## What needs to be done:
In the material below, find each line holding the string "real" and copy it.

— start Data listing —

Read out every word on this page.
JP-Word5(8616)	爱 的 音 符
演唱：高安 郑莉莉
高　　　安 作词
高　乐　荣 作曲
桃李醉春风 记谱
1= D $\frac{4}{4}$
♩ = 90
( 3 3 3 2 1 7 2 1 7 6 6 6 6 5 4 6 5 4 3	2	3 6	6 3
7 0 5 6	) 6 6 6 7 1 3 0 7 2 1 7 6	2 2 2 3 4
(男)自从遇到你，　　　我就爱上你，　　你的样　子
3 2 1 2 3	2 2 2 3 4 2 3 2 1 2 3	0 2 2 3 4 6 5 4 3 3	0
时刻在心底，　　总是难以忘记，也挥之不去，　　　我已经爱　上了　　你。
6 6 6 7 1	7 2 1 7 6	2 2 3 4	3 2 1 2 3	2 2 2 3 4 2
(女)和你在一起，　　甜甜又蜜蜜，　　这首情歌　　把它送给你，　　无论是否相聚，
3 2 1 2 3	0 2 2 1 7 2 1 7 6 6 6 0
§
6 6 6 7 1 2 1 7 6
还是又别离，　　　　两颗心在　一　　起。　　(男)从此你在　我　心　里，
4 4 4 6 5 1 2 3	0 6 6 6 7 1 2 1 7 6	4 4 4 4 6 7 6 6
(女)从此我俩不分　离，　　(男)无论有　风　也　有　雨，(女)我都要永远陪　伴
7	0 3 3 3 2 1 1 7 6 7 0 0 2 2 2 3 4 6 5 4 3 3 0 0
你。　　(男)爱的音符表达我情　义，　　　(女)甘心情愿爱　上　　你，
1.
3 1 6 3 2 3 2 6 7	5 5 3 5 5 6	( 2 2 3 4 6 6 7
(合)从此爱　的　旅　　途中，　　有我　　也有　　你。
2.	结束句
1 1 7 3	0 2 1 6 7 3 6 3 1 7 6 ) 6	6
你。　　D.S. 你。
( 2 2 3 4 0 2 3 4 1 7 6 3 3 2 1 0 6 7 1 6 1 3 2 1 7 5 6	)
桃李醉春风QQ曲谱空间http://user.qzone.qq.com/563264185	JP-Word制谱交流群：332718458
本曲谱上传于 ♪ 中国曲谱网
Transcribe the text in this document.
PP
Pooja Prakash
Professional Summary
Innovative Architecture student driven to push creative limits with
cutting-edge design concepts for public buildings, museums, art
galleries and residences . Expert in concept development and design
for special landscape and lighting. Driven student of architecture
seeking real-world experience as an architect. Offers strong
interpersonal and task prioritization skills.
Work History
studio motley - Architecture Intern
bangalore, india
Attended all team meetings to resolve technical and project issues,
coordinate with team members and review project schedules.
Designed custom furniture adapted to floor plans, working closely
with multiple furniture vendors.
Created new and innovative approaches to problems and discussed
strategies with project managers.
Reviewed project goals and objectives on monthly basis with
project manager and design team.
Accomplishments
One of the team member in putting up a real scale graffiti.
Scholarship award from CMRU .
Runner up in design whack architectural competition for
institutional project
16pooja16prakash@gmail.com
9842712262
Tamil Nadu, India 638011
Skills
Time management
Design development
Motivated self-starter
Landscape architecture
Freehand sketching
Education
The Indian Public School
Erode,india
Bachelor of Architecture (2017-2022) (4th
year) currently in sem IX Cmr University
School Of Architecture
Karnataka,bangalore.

— end Data listing —

## Task result:
seeking real-world experience as an architect. Offers strong
One of the team member in putting up a real scale graffiti.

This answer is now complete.